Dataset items
-------

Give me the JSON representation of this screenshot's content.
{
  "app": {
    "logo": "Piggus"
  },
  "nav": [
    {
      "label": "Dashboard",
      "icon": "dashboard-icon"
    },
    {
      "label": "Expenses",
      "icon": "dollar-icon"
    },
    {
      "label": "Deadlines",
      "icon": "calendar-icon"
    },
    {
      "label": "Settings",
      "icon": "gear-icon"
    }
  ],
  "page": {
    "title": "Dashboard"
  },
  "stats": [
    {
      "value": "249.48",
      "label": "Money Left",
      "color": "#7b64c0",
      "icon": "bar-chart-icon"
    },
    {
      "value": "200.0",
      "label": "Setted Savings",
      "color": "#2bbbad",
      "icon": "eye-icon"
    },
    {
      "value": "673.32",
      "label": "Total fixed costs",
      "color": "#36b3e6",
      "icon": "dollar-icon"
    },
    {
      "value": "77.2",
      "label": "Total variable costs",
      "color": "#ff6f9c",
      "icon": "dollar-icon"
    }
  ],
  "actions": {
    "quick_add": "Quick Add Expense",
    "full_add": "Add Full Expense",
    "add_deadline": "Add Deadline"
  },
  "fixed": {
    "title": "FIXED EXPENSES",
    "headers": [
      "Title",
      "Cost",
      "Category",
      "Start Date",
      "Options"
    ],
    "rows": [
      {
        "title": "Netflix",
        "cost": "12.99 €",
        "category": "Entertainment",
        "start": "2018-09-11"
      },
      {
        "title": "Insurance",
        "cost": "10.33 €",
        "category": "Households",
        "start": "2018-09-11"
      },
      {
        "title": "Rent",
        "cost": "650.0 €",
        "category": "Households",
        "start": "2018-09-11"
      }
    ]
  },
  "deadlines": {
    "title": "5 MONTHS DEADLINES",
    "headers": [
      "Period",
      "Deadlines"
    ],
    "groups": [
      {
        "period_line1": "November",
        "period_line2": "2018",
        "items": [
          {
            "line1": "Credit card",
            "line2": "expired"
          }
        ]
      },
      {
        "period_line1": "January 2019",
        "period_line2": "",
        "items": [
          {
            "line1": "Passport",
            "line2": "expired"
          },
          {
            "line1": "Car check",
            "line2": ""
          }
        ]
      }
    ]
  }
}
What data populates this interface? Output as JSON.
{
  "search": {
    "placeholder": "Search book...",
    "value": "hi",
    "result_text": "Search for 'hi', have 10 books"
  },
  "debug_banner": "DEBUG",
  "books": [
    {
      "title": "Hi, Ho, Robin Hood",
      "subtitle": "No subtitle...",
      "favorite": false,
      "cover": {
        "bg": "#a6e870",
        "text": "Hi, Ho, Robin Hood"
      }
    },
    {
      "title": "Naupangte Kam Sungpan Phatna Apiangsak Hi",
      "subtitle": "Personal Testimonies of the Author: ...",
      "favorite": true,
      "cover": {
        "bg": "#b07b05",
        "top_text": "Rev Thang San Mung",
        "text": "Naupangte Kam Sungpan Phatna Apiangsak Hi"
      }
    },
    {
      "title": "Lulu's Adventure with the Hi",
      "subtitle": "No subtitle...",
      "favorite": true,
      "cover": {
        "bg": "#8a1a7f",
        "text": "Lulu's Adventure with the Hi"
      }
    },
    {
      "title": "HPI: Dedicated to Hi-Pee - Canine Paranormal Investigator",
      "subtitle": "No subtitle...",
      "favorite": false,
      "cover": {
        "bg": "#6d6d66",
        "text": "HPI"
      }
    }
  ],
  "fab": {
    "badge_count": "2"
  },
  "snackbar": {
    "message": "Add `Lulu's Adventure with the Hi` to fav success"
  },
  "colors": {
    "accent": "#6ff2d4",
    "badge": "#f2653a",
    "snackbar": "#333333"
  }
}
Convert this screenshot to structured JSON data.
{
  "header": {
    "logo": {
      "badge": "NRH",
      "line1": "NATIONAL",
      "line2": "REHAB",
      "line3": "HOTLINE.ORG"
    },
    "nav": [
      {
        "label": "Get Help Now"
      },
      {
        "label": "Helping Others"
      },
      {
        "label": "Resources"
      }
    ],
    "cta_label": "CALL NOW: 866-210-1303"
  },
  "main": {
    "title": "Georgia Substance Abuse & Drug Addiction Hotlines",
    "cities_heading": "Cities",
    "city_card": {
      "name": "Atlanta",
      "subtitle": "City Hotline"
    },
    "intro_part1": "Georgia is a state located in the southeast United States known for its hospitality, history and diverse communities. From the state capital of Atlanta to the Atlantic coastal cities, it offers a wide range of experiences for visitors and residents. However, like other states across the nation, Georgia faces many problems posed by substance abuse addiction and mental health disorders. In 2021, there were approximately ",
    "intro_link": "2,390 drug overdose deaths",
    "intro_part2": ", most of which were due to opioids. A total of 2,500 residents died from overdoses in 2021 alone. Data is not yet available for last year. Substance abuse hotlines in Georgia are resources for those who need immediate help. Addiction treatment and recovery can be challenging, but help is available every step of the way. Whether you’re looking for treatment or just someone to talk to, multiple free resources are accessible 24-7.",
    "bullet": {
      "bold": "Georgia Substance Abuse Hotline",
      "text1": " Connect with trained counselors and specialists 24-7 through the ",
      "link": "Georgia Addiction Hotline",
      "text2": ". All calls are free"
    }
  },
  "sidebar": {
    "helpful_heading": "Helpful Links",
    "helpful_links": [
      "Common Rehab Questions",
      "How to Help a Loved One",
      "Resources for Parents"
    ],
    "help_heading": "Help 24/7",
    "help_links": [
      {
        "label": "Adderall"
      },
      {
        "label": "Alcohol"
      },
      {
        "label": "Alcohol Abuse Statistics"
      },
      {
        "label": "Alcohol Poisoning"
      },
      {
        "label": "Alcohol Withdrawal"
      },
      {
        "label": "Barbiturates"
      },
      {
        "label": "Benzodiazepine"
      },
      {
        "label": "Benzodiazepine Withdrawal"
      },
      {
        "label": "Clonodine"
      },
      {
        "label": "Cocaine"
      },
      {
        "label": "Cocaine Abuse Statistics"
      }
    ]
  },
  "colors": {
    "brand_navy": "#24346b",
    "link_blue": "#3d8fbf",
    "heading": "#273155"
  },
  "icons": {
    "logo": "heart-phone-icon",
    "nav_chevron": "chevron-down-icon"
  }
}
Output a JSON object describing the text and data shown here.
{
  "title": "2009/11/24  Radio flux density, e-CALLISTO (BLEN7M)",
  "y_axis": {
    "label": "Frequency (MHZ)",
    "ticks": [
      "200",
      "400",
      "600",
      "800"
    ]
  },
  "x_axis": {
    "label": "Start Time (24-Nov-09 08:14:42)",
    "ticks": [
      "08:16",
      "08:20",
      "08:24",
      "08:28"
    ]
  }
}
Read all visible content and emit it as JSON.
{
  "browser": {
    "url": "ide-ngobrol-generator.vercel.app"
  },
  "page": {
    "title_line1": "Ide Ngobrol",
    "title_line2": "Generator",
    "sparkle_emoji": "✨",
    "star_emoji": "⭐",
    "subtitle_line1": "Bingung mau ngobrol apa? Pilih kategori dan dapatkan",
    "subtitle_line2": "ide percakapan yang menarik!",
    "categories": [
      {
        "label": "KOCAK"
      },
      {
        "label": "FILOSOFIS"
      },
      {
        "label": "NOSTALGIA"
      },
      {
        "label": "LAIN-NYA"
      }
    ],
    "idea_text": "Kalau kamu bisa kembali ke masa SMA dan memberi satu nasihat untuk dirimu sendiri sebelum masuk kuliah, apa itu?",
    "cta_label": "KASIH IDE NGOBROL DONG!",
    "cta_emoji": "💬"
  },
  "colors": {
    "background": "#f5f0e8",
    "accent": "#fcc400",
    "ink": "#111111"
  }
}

-------

▸ WHAT IS EXPECTED
Work out the number of lines above that include the string "JSON" and write only that number.

▸ RESULT BELOW
5